## Exercise instructions
Return the lines where the word "this" occurs.

Stored data:
......

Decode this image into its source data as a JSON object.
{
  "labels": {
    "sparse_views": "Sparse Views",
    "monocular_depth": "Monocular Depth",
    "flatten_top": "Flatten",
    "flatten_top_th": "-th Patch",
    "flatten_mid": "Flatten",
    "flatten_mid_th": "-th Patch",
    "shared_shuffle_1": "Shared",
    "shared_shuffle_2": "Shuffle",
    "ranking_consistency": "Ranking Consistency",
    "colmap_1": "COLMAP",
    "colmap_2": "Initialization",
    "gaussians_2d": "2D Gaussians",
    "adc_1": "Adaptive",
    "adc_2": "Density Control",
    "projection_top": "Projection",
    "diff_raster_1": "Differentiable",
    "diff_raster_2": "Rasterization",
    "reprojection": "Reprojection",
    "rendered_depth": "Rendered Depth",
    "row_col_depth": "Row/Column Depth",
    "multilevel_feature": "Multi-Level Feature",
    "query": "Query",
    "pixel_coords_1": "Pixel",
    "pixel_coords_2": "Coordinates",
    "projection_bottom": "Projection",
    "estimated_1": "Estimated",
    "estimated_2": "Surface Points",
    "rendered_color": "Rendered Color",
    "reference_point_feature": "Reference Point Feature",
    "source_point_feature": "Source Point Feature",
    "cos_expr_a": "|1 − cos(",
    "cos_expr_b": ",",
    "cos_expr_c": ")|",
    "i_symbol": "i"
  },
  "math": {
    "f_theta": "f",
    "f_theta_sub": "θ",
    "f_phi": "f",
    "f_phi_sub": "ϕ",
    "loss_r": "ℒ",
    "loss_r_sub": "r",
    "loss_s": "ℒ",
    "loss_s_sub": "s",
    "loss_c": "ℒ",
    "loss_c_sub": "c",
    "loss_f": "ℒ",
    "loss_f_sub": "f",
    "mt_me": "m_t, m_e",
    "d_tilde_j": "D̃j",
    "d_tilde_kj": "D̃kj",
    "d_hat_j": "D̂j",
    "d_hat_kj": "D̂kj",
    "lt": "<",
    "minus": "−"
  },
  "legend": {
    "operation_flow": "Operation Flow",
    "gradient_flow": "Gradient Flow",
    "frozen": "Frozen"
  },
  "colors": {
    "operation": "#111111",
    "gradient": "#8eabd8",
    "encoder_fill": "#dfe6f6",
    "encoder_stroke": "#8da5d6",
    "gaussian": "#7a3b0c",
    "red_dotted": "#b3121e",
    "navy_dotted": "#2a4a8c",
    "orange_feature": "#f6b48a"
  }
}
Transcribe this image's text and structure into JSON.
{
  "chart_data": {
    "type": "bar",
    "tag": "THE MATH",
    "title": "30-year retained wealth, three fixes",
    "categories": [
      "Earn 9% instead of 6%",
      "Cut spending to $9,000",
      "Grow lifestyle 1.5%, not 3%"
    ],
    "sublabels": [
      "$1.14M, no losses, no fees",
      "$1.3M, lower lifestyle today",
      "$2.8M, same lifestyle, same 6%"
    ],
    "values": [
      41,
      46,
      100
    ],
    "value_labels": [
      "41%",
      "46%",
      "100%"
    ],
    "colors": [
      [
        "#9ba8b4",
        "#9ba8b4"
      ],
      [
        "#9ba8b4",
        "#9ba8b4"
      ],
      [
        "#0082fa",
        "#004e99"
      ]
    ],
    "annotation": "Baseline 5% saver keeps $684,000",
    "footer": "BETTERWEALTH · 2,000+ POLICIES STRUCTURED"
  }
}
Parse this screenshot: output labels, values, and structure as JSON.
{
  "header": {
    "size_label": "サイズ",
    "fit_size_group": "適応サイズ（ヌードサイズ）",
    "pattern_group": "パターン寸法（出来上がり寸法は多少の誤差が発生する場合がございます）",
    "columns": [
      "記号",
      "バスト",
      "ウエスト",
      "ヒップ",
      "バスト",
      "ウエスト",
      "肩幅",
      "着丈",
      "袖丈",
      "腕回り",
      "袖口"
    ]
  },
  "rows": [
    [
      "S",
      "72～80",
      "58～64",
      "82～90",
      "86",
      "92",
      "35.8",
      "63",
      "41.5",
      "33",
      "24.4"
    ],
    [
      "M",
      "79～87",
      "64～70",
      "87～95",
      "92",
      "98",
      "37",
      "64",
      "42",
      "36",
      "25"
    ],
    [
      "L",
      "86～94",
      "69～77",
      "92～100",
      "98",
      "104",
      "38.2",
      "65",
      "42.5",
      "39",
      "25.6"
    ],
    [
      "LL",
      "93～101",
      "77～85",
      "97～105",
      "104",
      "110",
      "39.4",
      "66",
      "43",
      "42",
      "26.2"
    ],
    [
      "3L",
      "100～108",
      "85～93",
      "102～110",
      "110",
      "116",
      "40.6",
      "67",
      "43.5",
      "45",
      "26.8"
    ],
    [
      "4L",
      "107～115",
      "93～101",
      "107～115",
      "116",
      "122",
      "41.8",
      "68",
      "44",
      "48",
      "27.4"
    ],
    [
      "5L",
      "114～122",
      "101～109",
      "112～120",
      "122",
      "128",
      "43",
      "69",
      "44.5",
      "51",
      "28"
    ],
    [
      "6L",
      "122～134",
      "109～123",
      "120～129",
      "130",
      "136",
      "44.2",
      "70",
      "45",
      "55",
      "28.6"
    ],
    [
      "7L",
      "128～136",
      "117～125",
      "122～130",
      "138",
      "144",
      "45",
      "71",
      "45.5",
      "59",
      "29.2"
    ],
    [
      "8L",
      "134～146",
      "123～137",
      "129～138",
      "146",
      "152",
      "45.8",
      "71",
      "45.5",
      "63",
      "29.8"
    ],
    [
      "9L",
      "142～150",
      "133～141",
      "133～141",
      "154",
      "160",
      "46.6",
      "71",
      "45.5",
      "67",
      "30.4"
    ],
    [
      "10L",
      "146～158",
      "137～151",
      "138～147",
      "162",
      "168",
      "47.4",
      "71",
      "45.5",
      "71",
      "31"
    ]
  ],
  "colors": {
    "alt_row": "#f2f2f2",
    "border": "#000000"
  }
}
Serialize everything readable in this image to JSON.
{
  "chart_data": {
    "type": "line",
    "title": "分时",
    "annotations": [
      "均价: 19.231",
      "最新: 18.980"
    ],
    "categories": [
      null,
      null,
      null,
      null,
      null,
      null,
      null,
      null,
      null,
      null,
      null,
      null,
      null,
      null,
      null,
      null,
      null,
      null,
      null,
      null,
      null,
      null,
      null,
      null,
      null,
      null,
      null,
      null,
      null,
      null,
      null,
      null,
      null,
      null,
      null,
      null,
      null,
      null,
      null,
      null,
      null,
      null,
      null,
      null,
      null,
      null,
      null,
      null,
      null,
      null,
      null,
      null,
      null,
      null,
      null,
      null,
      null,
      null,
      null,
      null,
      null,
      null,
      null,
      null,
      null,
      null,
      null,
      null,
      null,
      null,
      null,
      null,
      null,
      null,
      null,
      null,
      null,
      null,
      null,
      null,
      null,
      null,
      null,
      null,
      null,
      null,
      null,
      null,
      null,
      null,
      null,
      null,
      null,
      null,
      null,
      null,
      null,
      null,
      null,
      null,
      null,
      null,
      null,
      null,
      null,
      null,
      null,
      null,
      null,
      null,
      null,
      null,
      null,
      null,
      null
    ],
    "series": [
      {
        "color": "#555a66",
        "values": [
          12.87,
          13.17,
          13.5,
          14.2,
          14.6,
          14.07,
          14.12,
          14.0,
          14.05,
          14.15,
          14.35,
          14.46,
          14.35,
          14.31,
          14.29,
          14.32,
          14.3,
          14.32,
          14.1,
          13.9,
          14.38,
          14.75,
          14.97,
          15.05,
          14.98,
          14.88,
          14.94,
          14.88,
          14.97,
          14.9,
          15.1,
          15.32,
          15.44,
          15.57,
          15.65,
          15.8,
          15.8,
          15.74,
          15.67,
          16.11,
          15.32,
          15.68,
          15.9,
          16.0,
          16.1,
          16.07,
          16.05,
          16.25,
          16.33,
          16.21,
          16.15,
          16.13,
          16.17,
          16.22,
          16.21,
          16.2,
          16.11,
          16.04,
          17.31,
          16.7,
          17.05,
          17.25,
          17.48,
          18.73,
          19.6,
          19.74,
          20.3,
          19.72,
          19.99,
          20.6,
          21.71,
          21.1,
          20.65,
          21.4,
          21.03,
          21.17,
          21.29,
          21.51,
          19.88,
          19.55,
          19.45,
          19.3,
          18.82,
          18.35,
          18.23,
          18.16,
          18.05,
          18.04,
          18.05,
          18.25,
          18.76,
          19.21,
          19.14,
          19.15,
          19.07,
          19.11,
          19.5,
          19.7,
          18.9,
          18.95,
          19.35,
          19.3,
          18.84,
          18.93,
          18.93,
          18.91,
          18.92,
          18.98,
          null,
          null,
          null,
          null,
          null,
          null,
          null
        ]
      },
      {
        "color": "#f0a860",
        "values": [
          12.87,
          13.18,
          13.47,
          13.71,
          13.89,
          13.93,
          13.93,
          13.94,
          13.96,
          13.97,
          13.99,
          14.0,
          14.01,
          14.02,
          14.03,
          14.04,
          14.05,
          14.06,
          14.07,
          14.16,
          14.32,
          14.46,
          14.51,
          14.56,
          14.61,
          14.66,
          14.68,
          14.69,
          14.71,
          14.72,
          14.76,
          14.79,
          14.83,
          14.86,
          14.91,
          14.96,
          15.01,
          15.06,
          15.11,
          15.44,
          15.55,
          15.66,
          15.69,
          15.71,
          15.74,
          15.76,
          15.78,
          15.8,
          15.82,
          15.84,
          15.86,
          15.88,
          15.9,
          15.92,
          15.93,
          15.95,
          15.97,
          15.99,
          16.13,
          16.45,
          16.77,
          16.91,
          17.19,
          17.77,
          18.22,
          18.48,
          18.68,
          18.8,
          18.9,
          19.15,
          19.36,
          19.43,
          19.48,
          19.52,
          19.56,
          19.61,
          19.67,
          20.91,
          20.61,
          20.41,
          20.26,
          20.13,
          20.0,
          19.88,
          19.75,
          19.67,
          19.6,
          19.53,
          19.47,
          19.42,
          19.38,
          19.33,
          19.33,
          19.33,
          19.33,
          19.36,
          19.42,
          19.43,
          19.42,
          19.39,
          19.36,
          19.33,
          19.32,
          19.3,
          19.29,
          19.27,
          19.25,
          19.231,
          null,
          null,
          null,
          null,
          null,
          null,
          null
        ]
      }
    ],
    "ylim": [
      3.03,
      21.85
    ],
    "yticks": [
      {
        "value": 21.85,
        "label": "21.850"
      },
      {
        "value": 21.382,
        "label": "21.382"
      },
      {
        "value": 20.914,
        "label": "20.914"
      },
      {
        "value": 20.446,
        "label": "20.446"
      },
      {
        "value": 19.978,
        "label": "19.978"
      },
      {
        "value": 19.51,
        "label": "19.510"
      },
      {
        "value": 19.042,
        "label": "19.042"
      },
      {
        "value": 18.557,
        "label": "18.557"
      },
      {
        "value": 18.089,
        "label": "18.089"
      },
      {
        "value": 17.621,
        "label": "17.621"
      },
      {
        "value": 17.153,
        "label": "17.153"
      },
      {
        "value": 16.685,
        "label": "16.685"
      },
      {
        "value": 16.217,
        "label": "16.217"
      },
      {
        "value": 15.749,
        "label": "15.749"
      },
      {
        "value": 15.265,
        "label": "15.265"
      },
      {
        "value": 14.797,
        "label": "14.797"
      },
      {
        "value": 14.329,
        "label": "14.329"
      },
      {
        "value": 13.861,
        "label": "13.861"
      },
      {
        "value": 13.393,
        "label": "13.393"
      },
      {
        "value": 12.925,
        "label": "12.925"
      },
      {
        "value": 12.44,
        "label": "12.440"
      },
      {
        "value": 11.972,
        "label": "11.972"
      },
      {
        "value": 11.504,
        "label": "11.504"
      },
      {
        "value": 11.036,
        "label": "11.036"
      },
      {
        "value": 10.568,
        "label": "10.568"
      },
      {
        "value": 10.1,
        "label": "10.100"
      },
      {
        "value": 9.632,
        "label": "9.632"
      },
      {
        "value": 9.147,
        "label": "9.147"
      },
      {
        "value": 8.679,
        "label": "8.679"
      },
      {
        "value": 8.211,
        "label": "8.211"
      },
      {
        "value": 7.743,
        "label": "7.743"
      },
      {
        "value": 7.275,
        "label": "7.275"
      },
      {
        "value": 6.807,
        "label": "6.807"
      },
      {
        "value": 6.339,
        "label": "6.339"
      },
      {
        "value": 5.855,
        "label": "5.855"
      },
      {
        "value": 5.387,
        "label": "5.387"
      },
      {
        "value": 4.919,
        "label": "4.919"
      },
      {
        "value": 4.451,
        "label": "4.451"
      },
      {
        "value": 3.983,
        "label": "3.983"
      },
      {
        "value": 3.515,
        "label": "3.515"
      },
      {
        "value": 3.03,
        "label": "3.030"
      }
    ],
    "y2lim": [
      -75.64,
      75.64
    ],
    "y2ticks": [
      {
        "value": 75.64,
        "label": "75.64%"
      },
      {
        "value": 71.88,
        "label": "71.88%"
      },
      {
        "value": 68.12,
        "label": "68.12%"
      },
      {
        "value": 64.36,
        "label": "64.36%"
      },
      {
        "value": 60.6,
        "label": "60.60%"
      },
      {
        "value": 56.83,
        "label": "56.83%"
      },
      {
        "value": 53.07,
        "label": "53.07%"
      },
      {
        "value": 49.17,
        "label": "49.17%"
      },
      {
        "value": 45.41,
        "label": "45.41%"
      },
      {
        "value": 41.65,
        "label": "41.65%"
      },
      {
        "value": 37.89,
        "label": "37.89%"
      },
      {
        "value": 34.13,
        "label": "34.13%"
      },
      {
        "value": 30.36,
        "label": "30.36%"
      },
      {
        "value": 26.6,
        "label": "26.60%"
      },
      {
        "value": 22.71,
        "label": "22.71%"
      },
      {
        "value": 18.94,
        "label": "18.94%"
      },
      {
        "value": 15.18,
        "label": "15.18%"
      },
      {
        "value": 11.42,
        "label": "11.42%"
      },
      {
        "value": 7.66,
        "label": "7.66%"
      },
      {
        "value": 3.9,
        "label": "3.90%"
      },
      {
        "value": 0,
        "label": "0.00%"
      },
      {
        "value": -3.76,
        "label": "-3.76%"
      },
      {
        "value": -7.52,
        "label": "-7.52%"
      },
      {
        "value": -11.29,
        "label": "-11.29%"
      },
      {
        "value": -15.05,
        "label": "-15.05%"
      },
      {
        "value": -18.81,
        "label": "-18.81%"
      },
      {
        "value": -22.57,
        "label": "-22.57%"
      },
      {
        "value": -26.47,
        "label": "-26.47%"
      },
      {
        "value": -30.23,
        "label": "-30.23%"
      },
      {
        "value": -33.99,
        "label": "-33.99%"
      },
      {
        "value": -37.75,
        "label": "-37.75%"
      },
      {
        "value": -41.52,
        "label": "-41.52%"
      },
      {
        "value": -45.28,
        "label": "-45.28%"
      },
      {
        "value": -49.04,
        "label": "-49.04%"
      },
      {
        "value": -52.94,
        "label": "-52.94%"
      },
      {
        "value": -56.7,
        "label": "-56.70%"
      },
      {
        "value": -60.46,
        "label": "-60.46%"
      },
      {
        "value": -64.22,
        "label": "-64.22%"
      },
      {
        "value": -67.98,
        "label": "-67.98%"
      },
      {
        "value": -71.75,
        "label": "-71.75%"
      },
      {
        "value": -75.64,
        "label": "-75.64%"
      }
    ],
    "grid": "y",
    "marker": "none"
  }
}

......

## Task answer
Decode this image into its source data as a JSON object.
Transcribe this image's text and structure into JSON.
Parse this screenshot: output labels, values, and structure as JSON.
Serialize everything readable in this image to JSON.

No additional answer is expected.